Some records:
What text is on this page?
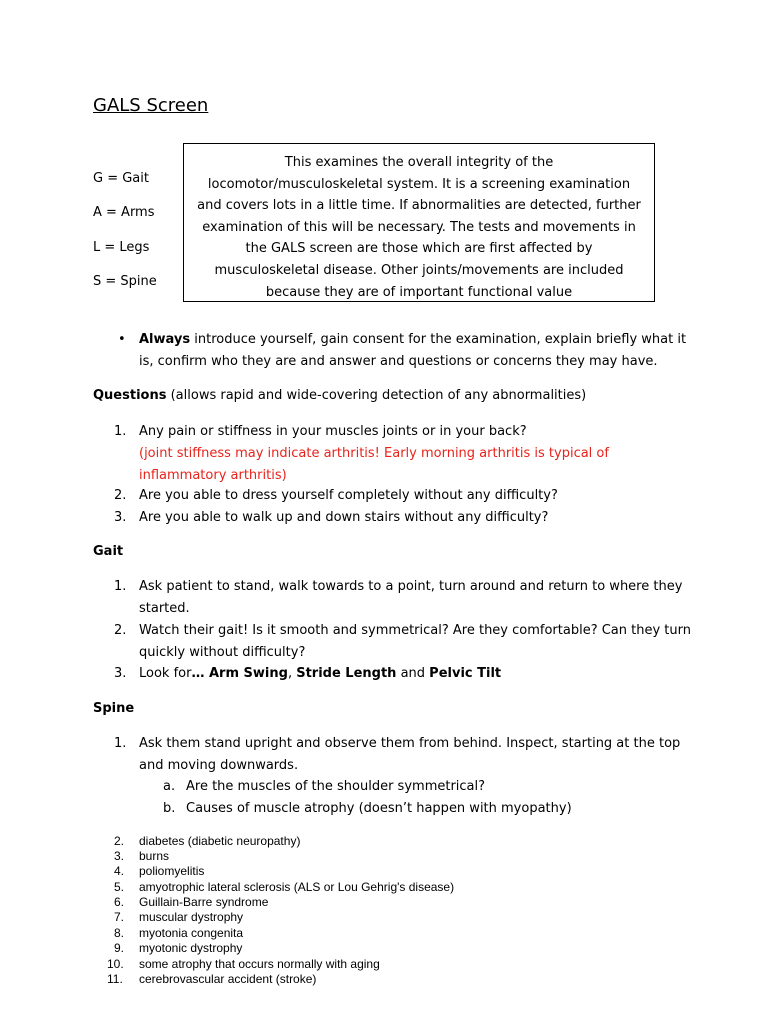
GALS Screen
G = Gait
A = Arms
L = Legs
S = Spine
This examines the overall integrity of the locomotor/musculoskeletal system. It is a screening examination and covers lots in a little time. If abnormalities are detected, further examination of this will be necessary. The tests and movements in the GALS screen are those which are first affected by musculoskeletal disease. Other joints/movements are included because they are of important functional value
• Always introduce yourself, gain consent for the examination, explain briefly what it
is, confirm who they are and answer and questions or concerns they may have.
Questions (allows rapid and wide-covering detection of any abnormalities)
1. Any pain or stiffness in your muscles joints or in your back?
(joint stiffness may indicate arthritis! Early morning arthritis is typical of
inflammatory arthritis)
2. Are you able to dress yourself completely without any difficulty?
3. Are you able to walk up and down stairs without any difficulty?
Gait
1. Ask patient to stand, walk towards to a point, turn around and return to where they
started.
2. Watch their gait! Is it smooth and symmetrical? Are they comfortable? Can they turn
quickly without difficulty?
3. Look for… Arm Swing, Stride Length and Pelvic Tilt
Spine
1. Ask them stand upright and observe them from behind. Inspect, starting at the top
and moving downwards.
a. Are the muscles of the shoulder symmetrical?
b. Causes of muscle atrophy (doesn’t happen with myopathy)
2. diabetes (diabetic neuropathy)
3. burns
4. poliomyelitis
5. amyotrophic lateral sclerosis (ALS or Lou Gehrig's disease)
6. Guillain-Barre syndrome
7. muscular dystrophy
8. myotonia congenita
9. myotonic dystrophy
10. some atrophy that occurs normally with aging
11. cerebrovascular accident (stroke)
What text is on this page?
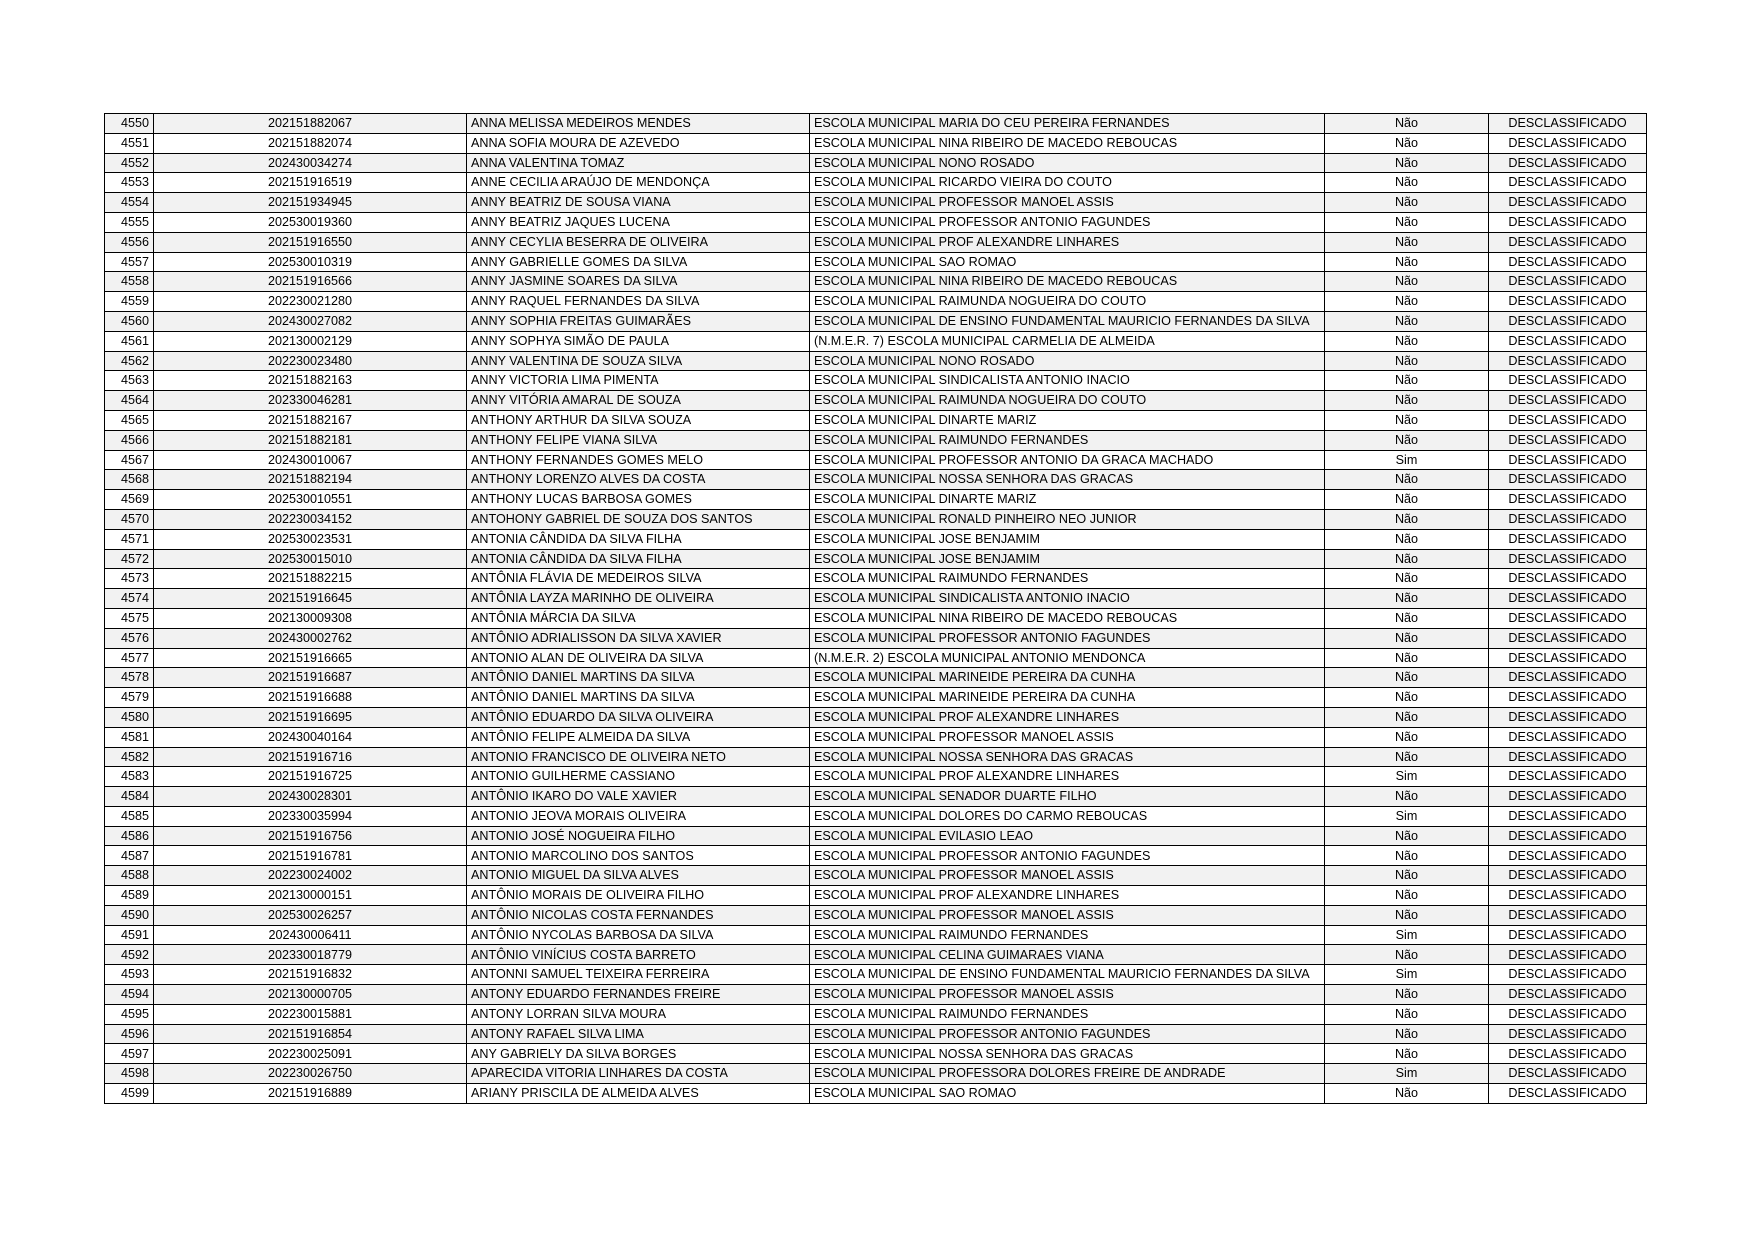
4550	202151882067	ANNA MELISSA MEDEIROS MENDES	ESCOLA MUNICIPAL MARIA DO CEU PEREIRA FERNANDES	Não	DESCLASSIFICADO
4551	202151882074	ANNA SOFIA MOURA DE AZEVEDO	ESCOLA MUNICIPAL NINA RIBEIRO DE MACEDO REBOUCAS	Não	DESCLASSIFICADO
4552	202430034274	ANNA VALENTINA TOMAZ	ESCOLA MUNICIPAL NONO ROSADO	Não	DESCLASSIFICADO
4553	202151916519	ANNE CECILIA ARAÚJO DE MENDONÇA	ESCOLA MUNICIPAL RICARDO VIEIRA DO COUTO	Não	DESCLASSIFICADO
4554	202151934945	ANNY BEATRIZ DE SOUSA VIANA	ESCOLA MUNICIPAL PROFESSOR MANOEL ASSIS	Não	DESCLASSIFICADO
4555	202530019360	ANNY BEATRIZ JAQUES LUCENA	ESCOLA MUNICIPAL PROFESSOR ANTONIO FAGUNDES	Não	DESCLASSIFICADO
4556	202151916550	ANNY CECYLIA BESERRA DE OLIVEIRA	ESCOLA MUNICIPAL PROF ALEXANDRE LINHARES	Não	DESCLASSIFICADO
4557	202530010319	ANNY GABRIELLE GOMES DA SILVA	ESCOLA MUNICIPAL SAO ROMAO	Não	DESCLASSIFICADO
4558	202151916566	ANNY JASMINE SOARES DA SILVA	ESCOLA MUNICIPAL NINA RIBEIRO DE MACEDO REBOUCAS	Não	DESCLASSIFICADO
4559	202230021280	ANNY RAQUEL FERNANDES DA SILVA	ESCOLA MUNICIPAL RAIMUNDA NOGUEIRA DO COUTO	Não	DESCLASSIFICADO
4560	202430027082	ANNY SOPHIA FREITAS GUIMARÃES	ESCOLA MUNICIPAL DE ENSINO FUNDAMENTAL MAURICIO FERNANDES DA SILVA	Não	DESCLASSIFICADO
4561	202130002129	ANNY SOPHYA SIMÃO DE PAULA	(N.M.E.R. 7) ESCOLA MUNICIPAL CARMELIA DE ALMEIDA	Não	DESCLASSIFICADO
4562	202230023480	ANNY VALENTINA DE SOUZA SILVA	ESCOLA MUNICIPAL NONO ROSADO	Não	DESCLASSIFICADO
4563	202151882163	ANNY VICTORIA LIMA PIMENTA	ESCOLA MUNICIPAL SINDICALISTA ANTONIO INACIO	Não	DESCLASSIFICADO
4564	202330046281	ANNY VITÓRIA AMARAL DE SOUZA	ESCOLA MUNICIPAL RAIMUNDA NOGUEIRA DO COUTO	Não	DESCLASSIFICADO
4565	202151882167	ANTHONY ARTHUR DA SILVA SOUZA	ESCOLA MUNICIPAL DINARTE MARIZ	Não	DESCLASSIFICADO
4566	202151882181	ANTHONY FELIPE VIANA SILVA	ESCOLA MUNICIPAL RAIMUNDO FERNANDES	Não	DESCLASSIFICADO
4567	202430010067	ANTHONY FERNANDES GOMES MELO	ESCOLA MUNICIPAL PROFESSOR ANTONIO DA GRACA MACHADO	Sim	DESCLASSIFICADO
4568	202151882194	ANTHONY LORENZO ALVES DA COSTA	ESCOLA MUNICIPAL NOSSA SENHORA DAS GRACAS	Não	DESCLASSIFICADO
4569	202530010551	ANTHONY LUCAS BARBOSA GOMES	ESCOLA MUNICIPAL DINARTE MARIZ	Não	DESCLASSIFICADO
4570	202230034152	ANTOHONY GABRIEL DE SOUZA DOS SANTOS	ESCOLA MUNICIPAL RONALD PINHEIRO NEO JUNIOR	Não	DESCLASSIFICADO
4571	202530023531	ANTONIA CÂNDIDA DA SILVA FILHA	ESCOLA MUNICIPAL JOSE BENJAMIM	Não	DESCLASSIFICADO
4572	202530015010	ANTONIA CÂNDIDA DA SILVA FILHA	ESCOLA MUNICIPAL JOSE BENJAMIM	Não	DESCLASSIFICADO
4573	202151882215	ANTÔNIA FLÁVIA DE MEDEIROS SILVA	ESCOLA MUNICIPAL RAIMUNDO FERNANDES	Não	DESCLASSIFICADO
4574	202151916645	ANTÔNIA LAYZA MARINHO DE OLIVEIRA	ESCOLA MUNICIPAL SINDICALISTA ANTONIO INACIO	Não	DESCLASSIFICADO
4575	202130009308	ANTÔNIA MÁRCIA DA SILVA	ESCOLA MUNICIPAL NINA RIBEIRO DE MACEDO REBOUCAS	Não	DESCLASSIFICADO
4576	202430002762	ANTÔNIO ADRIALISSON DA SILVA XAVIER	ESCOLA MUNICIPAL PROFESSOR ANTONIO FAGUNDES	Não	DESCLASSIFICADO
4577	202151916665	ANTONIO ALAN DE OLIVEIRA DA SILVA	(N.M.E.R. 2) ESCOLA MUNICIPAL ANTONIO MENDONCA	Não	DESCLASSIFICADO
4578	202151916687	ANTÔNIO DANIEL MARTINS DA SILVA	ESCOLA MUNICIPAL MARINEIDE PEREIRA DA CUNHA	Não	DESCLASSIFICADO
4579	202151916688	ANTÔNIO DANIEL MARTINS DA SILVA	ESCOLA MUNICIPAL MARINEIDE PEREIRA DA CUNHA	Não	DESCLASSIFICADO
4580	202151916695	ANTÔNIO EDUARDO DA SILVA OLIVEIRA	ESCOLA MUNICIPAL PROF ALEXANDRE LINHARES	Não	DESCLASSIFICADO
4581	202430040164	ANTÔNIO FELIPE ALMEIDA DA SILVA	ESCOLA MUNICIPAL PROFESSOR MANOEL ASSIS	Não	DESCLASSIFICADO
4582	202151916716	ANTONIO FRANCISCO DE OLIVEIRA NETO	ESCOLA MUNICIPAL NOSSA SENHORA DAS GRACAS	Não	DESCLASSIFICADO
4583	202151916725	ANTONIO GUILHERME CASSIANO	ESCOLA MUNICIPAL PROF ALEXANDRE LINHARES	Sim	DESCLASSIFICADO
4584	202430028301	ANTÔNIO IKARO DO VALE XAVIER	ESCOLA MUNICIPAL SENADOR DUARTE FILHO	Não	DESCLASSIFICADO
4585	202330035994	ANTONIO JEOVA MORAIS OLIVEIRA	ESCOLA MUNICIPAL DOLORES DO CARMO REBOUCAS	Sim	DESCLASSIFICADO
4586	202151916756	ANTONIO JOSÉ NOGUEIRA FILHO	ESCOLA MUNICIPAL EVILASIO LEAO	Não	DESCLASSIFICADO
4587	202151916781	ANTONIO MARCOLINO DOS SANTOS	ESCOLA MUNICIPAL PROFESSOR ANTONIO FAGUNDES	Não	DESCLASSIFICADO
4588	202230024002	ANTONIO MIGUEL DA SILVA ALVES	ESCOLA MUNICIPAL PROFESSOR MANOEL ASSIS	Não	DESCLASSIFICADO
4589	202130000151	ANTÔNIO MORAIS DE OLIVEIRA FILHO	ESCOLA MUNICIPAL PROF ALEXANDRE LINHARES	Não	DESCLASSIFICADO
4590	202530026257	ANTÔNIO NICOLAS COSTA FERNANDES	ESCOLA MUNICIPAL PROFESSOR MANOEL ASSIS	Não	DESCLASSIFICADO
4591	202430006411	ANTÔNIO NYCOLAS BARBOSA DA SILVA	ESCOLA MUNICIPAL RAIMUNDO FERNANDES	Sim	DESCLASSIFICADO
4592	202330018779	ANTÔNIO VINÍCIUS COSTA BARRETO	ESCOLA MUNICIPAL CELINA GUIMARAES VIANA	Não	DESCLASSIFICADO
4593	202151916832	ANTONNI SAMUEL TEIXEIRA FERREIRA	ESCOLA MUNICIPAL DE ENSINO FUNDAMENTAL MAURICIO FERNANDES DA SILVA	Sim	DESCLASSIFICADO
4594	202130000705	ANTONY EDUARDO FERNANDES FREIRE	ESCOLA MUNICIPAL PROFESSOR MANOEL ASSIS	Não	DESCLASSIFICADO
4595	202230015881	ANTONY LORRAN SILVA MOURA	ESCOLA MUNICIPAL RAIMUNDO FERNANDES	Não	DESCLASSIFICADO
4596	202151916854	ANTONY RAFAEL SILVA LIMA	ESCOLA MUNICIPAL PROFESSOR ANTONIO FAGUNDES	Não	DESCLASSIFICADO
4597	202230025091	ANY GABRIELY DA SILVA BORGES	ESCOLA MUNICIPAL NOSSA SENHORA DAS GRACAS	Não	DESCLASSIFICADO
4598	202230026750	APARECIDA VITORIA LINHARES DA COSTA	ESCOLA MUNICIPAL PROFESSORA DOLORES FREIRE DE ANDRADE	Sim	DESCLASSIFICADO
4599	202151916889	ARIANY PRISCILA DE ALMEIDA ALVES	ESCOLA MUNICIPAL SAO ROMAO	Não	DESCLASSIFICADO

▶ [AIM]:
List every line above that holds the word "ANTÔNIA".

▶ [THE RESPONSE]:
4573	202151882215	ANTÔNIA FLÁVIA DE MEDEIROS SILVA	ESCOLA MUNICIPAL RAIMUNDO FERNANDES	Não	DESCLASSIFICADO
4574	202151916645	ANTÔNIA LAYZA MARINHO DE OLIVEIRA	ESCOLA MUNICIPAL SINDICALISTA ANTONIO INACIO	Não	DESCLASSIFICADO
4575	202130009308	ANTÔNIA MÁRCIA DA SILVA	ESCOLA MUNICIPAL NINA RIBEIRO DE MACEDO REBOUCAS	Não	DESCLASSIFICADO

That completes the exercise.